Collected data entries:
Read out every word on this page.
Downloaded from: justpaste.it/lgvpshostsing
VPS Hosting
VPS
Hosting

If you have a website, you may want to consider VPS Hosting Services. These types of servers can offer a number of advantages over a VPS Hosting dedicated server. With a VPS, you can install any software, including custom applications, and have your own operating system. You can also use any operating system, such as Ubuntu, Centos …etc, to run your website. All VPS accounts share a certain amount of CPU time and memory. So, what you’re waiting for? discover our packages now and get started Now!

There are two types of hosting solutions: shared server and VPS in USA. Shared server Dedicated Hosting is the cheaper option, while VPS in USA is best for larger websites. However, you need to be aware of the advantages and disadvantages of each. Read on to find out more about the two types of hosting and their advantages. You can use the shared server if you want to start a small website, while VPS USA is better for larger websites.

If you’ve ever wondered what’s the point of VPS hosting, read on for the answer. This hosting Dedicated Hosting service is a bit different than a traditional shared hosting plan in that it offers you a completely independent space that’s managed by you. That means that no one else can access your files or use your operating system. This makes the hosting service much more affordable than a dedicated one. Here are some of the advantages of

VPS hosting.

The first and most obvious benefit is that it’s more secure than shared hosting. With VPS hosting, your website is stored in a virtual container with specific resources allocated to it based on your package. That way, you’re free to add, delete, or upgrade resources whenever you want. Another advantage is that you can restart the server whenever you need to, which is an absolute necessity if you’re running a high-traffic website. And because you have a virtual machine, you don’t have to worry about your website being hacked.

■ **THE PROBLEM**: Copy out all the entries shown above, character for character.

■ **WRITTEN SOLUTION**:
Read out every word on this page.
Downloaded from: justpaste.it/lgvpshostsing
VPS Hosting
VPS
Hosting

If you have a website, you may want to consider VPS Hosting Services. These types of servers can offer a number of advantages over a VPS Hosting dedicated server. With a VPS, you can install any software, including custom applications, and have your own operating system. You can also use any operating system, such as Ubuntu, Centos …etc, to run your website. All VPS accounts share a certain amount of CPU time and memory. So, what you’re waiting for? discover our packages now and get started Now!

There are two types of hosting solutions: shared server and VPS in USA. Shared server Dedicated Hosting is the cheaper option, while VPS in USA is best for larger websites. However, you need to be aware of the advantages and disadvantages of each. Read on to find out more about the two types of hosting and their advantages. You can use the shared server if you want to start a small website, while VPS USA is better for larger websites.

If you’ve ever wondered what’s the point of VPS hosting, read on for the answer. This hosting Dedicated Hosting service is a bit different than a traditional shared hosting plan in that it offers you a completely independent space that’s managed by you. That means that no one else can access your files or use your operating system. This makes the hosting service much more affordable than a dedicated one. Here are some of the advantages of

VPS hosting.

The first and most obvious benefit is that it’s more secure than shared hosting. With VPS hosting, your website is stored in a virtual container with specific resources allocated to it based on your package. That way, you’re free to add, delete, or upgrade resources whenever you want. Another advantage is that you can restart the server whenever you need to, which is an absolute necessity if you’re running a high-traffic website. And because you have a virtual machine, you don’t have to worry about your website being hacked.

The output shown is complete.